▸ **Job**
Find each line with "partir" and copy it.

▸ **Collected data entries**
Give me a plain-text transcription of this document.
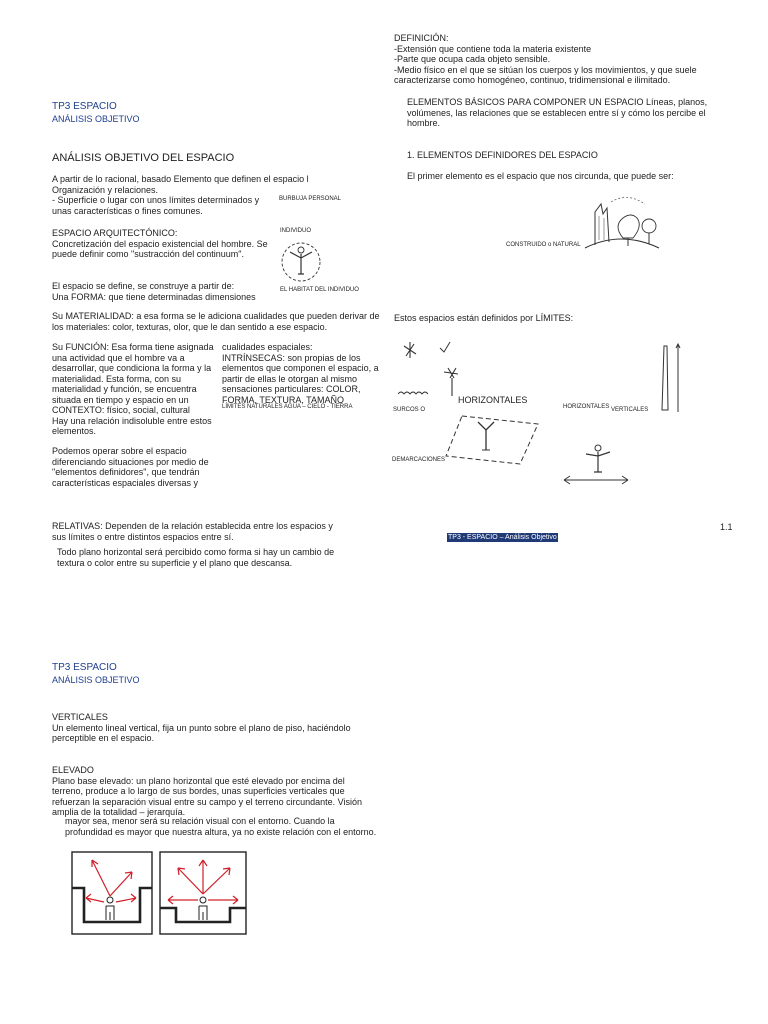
DEFINICIÓN:
-Extensión que contiene toda la materia existente
-Parte que ocupa cada objeto sensible.
-Medio físico en el que se sitúan los cuerpos y los movimientos, y que suele
caracterizarse como homogéneo, continuo, tridimensional e ilimitado.
TP3 ESPACIO
ANÁLISIS OBJETIVO
ANÁLISIS OBJETIVO DEL ESPACIO
A partir de lo racional, basado Elemento que definen el espacio l
Organización y relaciones.
- Superficie o lugar con unos límites determinados y
unas características o fines comunes.
BURBUJA PERSONAL
ESPACIO ARQUITECTÓNICO:
Concretización del espacio existencial del hombre. Se
puede definir como "sustracción del continuum".
INDIVIDUO
EL HABITAT DEL INDIVIDUO
El espacio se define, se construye a partir de:
Una FORMA: que tiene determinadas dimensiones
Su MATERIALIDAD: a esa forma se le adiciona cualidades que pueden derivar de
los materiales: color, texturas, olor, que le dan sentido a ese espacio.
Su FUNCIÓN: Esa forma tiene asignada
una actividad que el hombre va a
desarrollar, que condiciona la forma y la
materialidad. Esta forma, con su
materialidad y función, se encuentra
situada en tiempo y espacio en un
CONTEXTO: físico, social, cultural
Hay una relación indisoluble entre estos
elementos.
cualidades espaciales:
INTRÍNSECAS: son propias de los
elementos que componen el espacio, a
partir de ellas le otorgan al mismo
sensaciones particulares: COLOR,
FORMA, TEXTURA, TAMAÑO
LÍMITES NATURALES AGUA – CIELO - TIERRA
Podemos operar sobre el espacio
diferenciando situaciones por medio de
"elementos definidores", que tendrán
características espaciales diversas y
RELATIVAS: Dependen de la relación establecida entre los espacios y
sus límites o entre distintos espacios entre sí.
Todo plano horizontal será percibido como forma si hay un cambio de
textura o color entre su superficie y el plano que descansa.
ELEMENTOS BÁSICOS PARA COMPONER UN ESPACIO Líneas, planos,
volúmenes, las relaciones que se establecen entre sí y cómo los percibe el
hombre.
1. ELEMENTOS DEFINIDORES DEL ESPACIO
El primer elemento es el espacio que nos circunda, que puede ser:
CONSTRUIDO o NATURAL
Estos espacios están definidos por LÍMITES:
SURCOS O
HORIZONTALES
DEMARCACIONES
HORIZONTALES VERTICALES
1.1
TP3 - ESPACIO – Análisis Objetivo
TP3 ESPACIO
ANÁLISIS OBJETIVO
VERTICALES
Un elemento lineal vertical, fija un punto sobre el plano de piso, haciéndolo
perceptible en el espacio.
ELEVADO
Plano base elevado: un plano horizontal que esté elevado por encima del
terreno, produce a lo largo de sus bordes, unas superficies verticales que
refuerzan la separación visual entre su campo y el terreno circundante. Visión
amplia de la totalidad – jerarquía.
mayor sea, menor será su relación visual con el entorno. Cuando la
profundidad es mayor que nuestra altura, ya no existe relación con el entorno.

▸ **Solved problem**
A partir de lo racional, basado Elemento que definen el espacio l
El espacio se define, se construye a partir de:
partir de ellas le otorgan al mismo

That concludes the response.